Problem: Leave out the pictures and repeat the rest of the material exactly.

* start Rows *

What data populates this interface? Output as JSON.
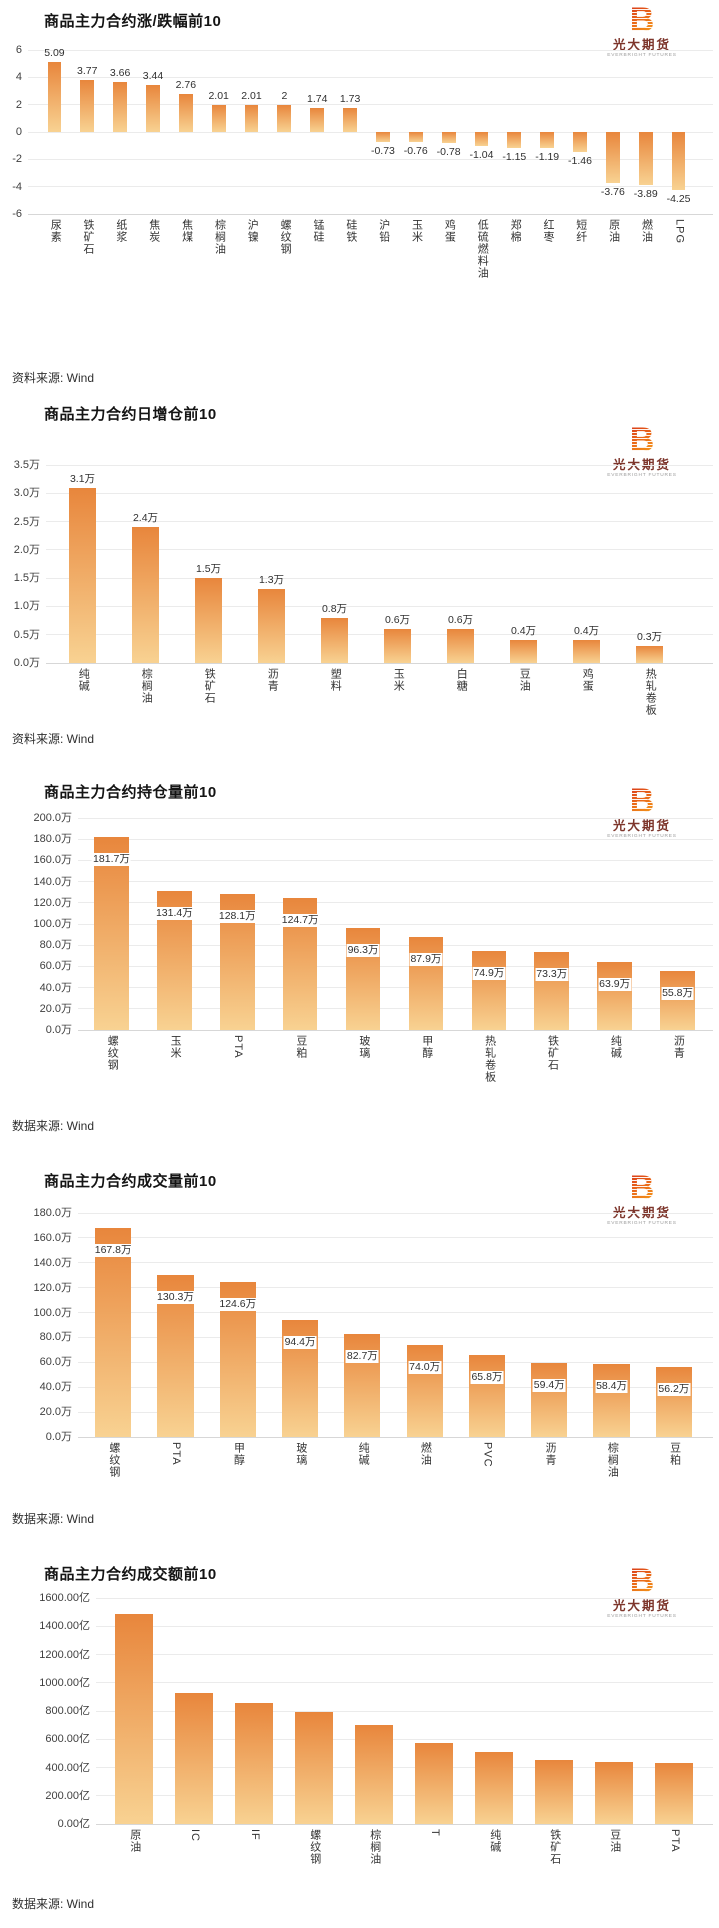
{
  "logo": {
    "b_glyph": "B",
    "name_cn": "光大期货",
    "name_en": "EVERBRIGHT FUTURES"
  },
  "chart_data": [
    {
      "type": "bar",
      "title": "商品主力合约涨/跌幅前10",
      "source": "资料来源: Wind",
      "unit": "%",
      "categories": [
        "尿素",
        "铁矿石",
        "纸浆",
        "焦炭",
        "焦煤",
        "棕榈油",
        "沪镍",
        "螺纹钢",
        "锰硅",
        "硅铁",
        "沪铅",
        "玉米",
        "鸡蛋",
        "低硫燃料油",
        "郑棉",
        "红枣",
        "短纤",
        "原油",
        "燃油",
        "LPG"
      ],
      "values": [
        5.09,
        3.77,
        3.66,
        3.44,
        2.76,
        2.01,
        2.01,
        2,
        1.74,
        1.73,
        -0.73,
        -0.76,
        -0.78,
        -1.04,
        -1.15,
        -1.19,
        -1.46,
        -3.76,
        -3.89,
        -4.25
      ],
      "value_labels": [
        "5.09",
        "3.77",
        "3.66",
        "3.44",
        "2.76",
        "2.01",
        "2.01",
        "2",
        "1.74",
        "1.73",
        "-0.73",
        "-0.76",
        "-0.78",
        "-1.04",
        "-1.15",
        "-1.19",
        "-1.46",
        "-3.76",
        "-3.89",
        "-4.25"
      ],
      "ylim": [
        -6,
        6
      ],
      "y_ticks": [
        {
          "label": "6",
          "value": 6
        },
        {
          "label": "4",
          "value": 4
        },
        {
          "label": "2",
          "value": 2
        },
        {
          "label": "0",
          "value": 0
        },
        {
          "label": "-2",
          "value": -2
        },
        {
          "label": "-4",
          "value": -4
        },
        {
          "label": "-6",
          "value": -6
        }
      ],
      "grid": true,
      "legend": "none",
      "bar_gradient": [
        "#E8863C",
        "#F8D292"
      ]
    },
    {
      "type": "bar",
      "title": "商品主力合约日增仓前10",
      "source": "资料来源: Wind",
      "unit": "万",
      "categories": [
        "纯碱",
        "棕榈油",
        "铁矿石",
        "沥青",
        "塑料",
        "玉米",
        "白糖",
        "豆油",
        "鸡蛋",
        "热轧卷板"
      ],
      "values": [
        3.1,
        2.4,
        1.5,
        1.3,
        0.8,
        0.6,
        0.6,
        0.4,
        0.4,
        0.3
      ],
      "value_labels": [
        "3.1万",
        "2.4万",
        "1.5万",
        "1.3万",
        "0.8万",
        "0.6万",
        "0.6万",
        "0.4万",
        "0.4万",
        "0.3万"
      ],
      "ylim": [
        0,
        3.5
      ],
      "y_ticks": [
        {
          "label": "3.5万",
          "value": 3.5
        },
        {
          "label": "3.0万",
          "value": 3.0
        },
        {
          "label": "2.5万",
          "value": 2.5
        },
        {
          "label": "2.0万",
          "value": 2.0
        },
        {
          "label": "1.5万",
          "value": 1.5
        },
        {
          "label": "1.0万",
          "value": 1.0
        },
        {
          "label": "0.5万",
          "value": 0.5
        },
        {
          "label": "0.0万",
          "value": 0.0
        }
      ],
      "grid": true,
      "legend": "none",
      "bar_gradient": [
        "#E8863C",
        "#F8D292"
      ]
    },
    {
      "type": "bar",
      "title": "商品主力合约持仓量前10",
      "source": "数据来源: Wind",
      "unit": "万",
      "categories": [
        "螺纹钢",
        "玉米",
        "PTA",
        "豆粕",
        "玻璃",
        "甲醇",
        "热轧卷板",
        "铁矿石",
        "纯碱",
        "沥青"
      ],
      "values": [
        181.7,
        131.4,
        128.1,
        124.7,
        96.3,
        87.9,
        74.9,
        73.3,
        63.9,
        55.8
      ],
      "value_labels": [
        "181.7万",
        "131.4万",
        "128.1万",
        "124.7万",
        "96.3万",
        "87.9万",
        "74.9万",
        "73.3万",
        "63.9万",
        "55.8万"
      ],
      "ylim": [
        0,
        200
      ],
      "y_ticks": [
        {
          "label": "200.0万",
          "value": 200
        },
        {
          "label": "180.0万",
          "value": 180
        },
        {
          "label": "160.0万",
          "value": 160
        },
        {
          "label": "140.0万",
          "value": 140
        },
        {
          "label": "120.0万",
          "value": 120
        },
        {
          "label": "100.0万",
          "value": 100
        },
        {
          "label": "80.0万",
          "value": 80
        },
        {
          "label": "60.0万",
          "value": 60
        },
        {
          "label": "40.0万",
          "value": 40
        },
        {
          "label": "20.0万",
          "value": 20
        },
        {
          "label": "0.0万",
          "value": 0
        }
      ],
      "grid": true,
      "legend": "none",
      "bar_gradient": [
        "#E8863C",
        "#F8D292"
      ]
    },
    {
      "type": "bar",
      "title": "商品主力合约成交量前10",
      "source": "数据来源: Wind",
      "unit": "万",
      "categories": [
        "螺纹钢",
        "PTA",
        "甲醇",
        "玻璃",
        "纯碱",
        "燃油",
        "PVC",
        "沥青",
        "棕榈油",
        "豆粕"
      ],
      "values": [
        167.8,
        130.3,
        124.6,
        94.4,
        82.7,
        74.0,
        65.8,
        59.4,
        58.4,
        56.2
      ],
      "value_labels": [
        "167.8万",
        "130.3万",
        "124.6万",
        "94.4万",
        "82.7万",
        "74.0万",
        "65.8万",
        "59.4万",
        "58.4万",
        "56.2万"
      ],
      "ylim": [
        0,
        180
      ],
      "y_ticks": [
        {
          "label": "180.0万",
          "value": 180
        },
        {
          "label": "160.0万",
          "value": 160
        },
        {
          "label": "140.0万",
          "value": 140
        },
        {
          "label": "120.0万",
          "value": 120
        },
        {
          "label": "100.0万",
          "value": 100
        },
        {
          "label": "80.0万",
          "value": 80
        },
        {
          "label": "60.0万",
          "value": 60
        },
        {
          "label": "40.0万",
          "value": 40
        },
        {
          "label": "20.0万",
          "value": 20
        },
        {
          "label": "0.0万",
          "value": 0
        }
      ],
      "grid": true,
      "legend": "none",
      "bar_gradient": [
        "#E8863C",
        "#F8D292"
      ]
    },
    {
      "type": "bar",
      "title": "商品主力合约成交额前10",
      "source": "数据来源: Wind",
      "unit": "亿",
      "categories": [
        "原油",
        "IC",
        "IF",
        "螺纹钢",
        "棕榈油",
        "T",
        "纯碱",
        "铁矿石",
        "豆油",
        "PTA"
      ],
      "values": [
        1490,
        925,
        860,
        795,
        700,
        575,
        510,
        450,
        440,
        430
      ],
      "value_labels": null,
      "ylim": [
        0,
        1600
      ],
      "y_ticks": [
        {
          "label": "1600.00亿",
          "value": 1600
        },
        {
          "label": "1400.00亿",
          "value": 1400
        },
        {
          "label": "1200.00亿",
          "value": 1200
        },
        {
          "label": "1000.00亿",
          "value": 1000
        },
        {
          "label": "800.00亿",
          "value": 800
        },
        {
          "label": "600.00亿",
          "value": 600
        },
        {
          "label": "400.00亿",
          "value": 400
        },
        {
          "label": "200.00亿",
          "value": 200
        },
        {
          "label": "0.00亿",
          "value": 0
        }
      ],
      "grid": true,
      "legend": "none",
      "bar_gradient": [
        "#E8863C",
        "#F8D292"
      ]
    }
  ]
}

* end Rows *

Response for this exercise:
What data populates this interface? Output as JSON.
{
  "logo": {
    "b_glyph": "B",
    "name_cn": "光大期货",
    "name_en": "EVERBRIGHT FUTURES"
  },
  "chart_data": [
    {
      "type": "bar",
      "title": "商品主力合约涨/跌幅前10",
      "source": "资料来源: Wind",
      "unit": "%",
      "categories": [
        "尿素",
        "铁矿石",
        "纸浆",
        "焦炭",
        "焦煤",
        "棕榈油",
        "沪镍",
        "螺纹钢",
        "锰硅",
        "硅铁",
        "沪铅",
        "玉米",
        "鸡蛋",
        "低硫燃料油",
        "郑棉",
        "红枣",
        "短纤",
        "原油",
        "燃油",
        "LPG"
      ],
      "values": [
        5.09,
        3.77,
        3.66,
        3.44,
        2.76,
        2.01,
        2.01,
        2,
        1.74,
        1.73,
        -0.73,
        -0.76,
        -0.78,
        -1.04,
        -1.15,
        -1.19,
        -1.46,
        -3.76,
        -3.89,
        -4.25
      ],
      "value_labels": [
        "5.09",
        "3.77",
        "3.66",
        "3.44",
        "2.76",
        "2.01",
        "2.01",
        "2",
        "1.74",
        "1.73",
        "-0.73",
        "-0.76",
        "-0.78",
        "-1.04",
        "-1.15",
        "-1.19",
        "-1.46",
        "-3.76",
        "-3.89",
        "-4.25"
      ],
      "ylim": [
        -6,
        6
      ],
      "y_ticks": [
        {
          "label": "6",
          "value": 6
        },
        {
          "label": "4",
          "value": 4
        },
        {
          "label": "2",
          "value": 2
        },
        {
          "label": "0",
          "value": 0
        },
        {
          "label": "-2",
          "value": -2
        },
        {
          "label": "-4",
          "value": -4
        },
        {
          "label": "-6",
          "value": -6
        }
      ],
      "grid": true,
      "legend": "none",
      "bar_gradient": [
        "#E8863C",
        "#F8D292"
      ]
    },
    {
      "type": "bar",
      "title": "商品主力合约日增仓前10",
      "source": "资料来源: Wind",
      "unit": "万",
      "categories": [
        "纯碱",
        "棕榈油",
        "铁矿石",
        "沥青",
        "塑料",
        "玉米",
        "白糖",
        "豆油",
        "鸡蛋",
        "热轧卷板"
      ],
      "values": [
        3.1,
        2.4,
        1.5,
        1.3,
        0.8,
        0.6,
        0.6,
        0.4,
        0.4,
        0.3
      ],
      "value_labels": [
        "3.1万",
        "2.4万",
        "1.5万",
        "1.3万",
        "0.8万",
        "0.6万",
        "0.6万",
        "0.4万",
        "0.4万",
        "0.3万"
      ],
      "ylim": [
        0,
        3.5
      ],
      "y_ticks": [
        {
          "label": "3.5万",
          "value": 3.5
        },
        {
          "label": "3.0万",
          "value": 3.0
        },
        {
          "label": "2.5万",
          "value": 2.5
        },
        {
          "label": "2.0万",
          "value": 2.0
        },
        {
          "label": "1.5万",
          "value": 1.5
        },
        {
          "label": "1.0万",
          "value": 1.0
        },
        {
          "label": "0.5万",
          "value": 0.5
        },
        {
          "label": "0.0万",
          "value": 0.0
        }
      ],
      "grid": true,
      "legend": "none",
      "bar_gradient": [
        "#E8863C",
        "#F8D292"
      ]
    },
    {
      "type": "bar",
      "title": "商品主力合约持仓量前10",
      "source": "数据来源: Wind",
      "unit": "万",
      "categories": [
        "螺纹钢",
        "玉米",
        "PTA",
        "豆粕",
        "玻璃",
        "甲醇",
        "热轧卷板",
        "铁矿石",
        "纯碱",
        "沥青"
      ],
      "values": [
        181.7,
        131.4,
        128.1,
        124.7,
        96.3,
        87.9,
        74.9,
        73.3,
        63.9,
        55.8
      ],
      "value_labels": [
        "181.7万",
        "131.4万",
        "128.1万",
        "124.7万",
        "96.3万",
        "87.9万",
        "74.9万",
        "73.3万",
        "63.9万",
        "55.8万"
      ],
      "ylim": [
        0,
        200
      ],
      "y_ticks": [
        {
          "label": "200.0万",
          "value": 200
        },
        {
          "label": "180.0万",
          "value": 180
        },
        {
          "label": "160.0万",
          "value": 160
        },
        {
          "label": "140.0万",
          "value": 140
        },
        {
          "label": "120.0万",
          "value": 120
        },
        {
          "label": "100.0万",
          "value": 100
        },
        {
          "label": "80.0万",
          "value": 80
        },
        {
          "label": "60.0万",
          "value": 60
        },
        {
          "label": "40.0万",
          "value": 40
        },
        {
          "label": "20.0万",
          "value": 20
        },
        {
          "label": "0.0万",
          "value": 0
        }
      ],
      "grid": true,
      "legend": "none",
      "bar_gradient": [
        "#E8863C",
        "#F8D292"
      ]
    },
    {
      "type": "bar",
      "title": "商品主力合约成交量前10",
      "source": "数据来源: Wind",
      "unit": "万",
      "categories": [
        "螺纹钢",
        "PTA",
        "甲醇",
        "玻璃",
        "纯碱",
        "燃油",
        "PVC",
        "沥青",
        "棕榈油",
        "豆粕"
      ],
      "values": [
        167.8,
        130.3,
        124.6,
        94.4,
        82.7,
        74.0,
        65.8,
        59.4,
        58.4,
        56.2
      ],
      "value_labels": [
        "167.8万",
        "130.3万",
        "124.6万",
        "94.4万",
        "82.7万",
        "74.0万",
        "65.8万",
        "59.4万",
        "58.4万",
        "56.2万"
      ],
      "ylim": [
        0,
        180
      ],
      "y_ticks": [
        {
          "label": "180.0万",
          "value": 180
        },
        {
          "label": "160.0万",
          "value": 160
        },
        {
          "label": "140.0万",
          "value": 140
        },
        {
          "label": "120.0万",
          "value": 120
        },
        {
          "label": "100.0万",
          "value": 100
        },
        {
          "label": "80.0万",
          "value": 80
        },
        {
          "label": "60.0万",
          "value": 60
        },
        {
          "label": "40.0万",
          "value": 40
        },
        {
          "label": "20.0万",
          "value": 20
        },
        {
          "label": "0.0万",
          "value": 0
        }
      ],
      "grid": true,
      "legend": "none",
      "bar_gradient": [
        "#E8863C",
        "#F8D292"
      ]
    },
    {
      "type": "bar",
      "title": "商品主力合约成交额前10",
      "source": "数据来源: Wind",
      "unit": "亿",
      "categories": [
        "原油",
        "IC",
        "IF",
        "螺纹钢",
        "棕榈油",
        "T",
        "纯碱",
        "铁矿石",
        "豆油",
        "PTA"
      ],
      "values": [
        1490,
        925,
        860,
        795,
        700,
        575,
        510,
        450,
        440,
        430
      ],
      "value_labels": null,
      "ylim": [
        0,
        1600
      ],
      "y_ticks": [
        {
          "label": "1600.00亿",
          "value": 1600
        },
        {
          "label": "1400.00亿",
          "value": 1400
        },
        {
          "label": "1200.00亿",
          "value": 1200
        },
        {
          "label": "1000.00亿",
          "value": 1000
        },
        {
          "label": "800.00亿",
          "value": 800
        },
        {
          "label": "600.00亿",
          "value": 600
        },
        {
          "label": "400.00亿",
          "value": 400
        },
        {
          "label": "200.00亿",
          "value": 200
        },
        {
          "label": "0.00亿",
          "value": 0
        }
      ],
      "grid": true,
      "legend": "none",
      "bar_gradient": [
        "#E8863C",
        "#F8D292"
      ]
    }
  ]
}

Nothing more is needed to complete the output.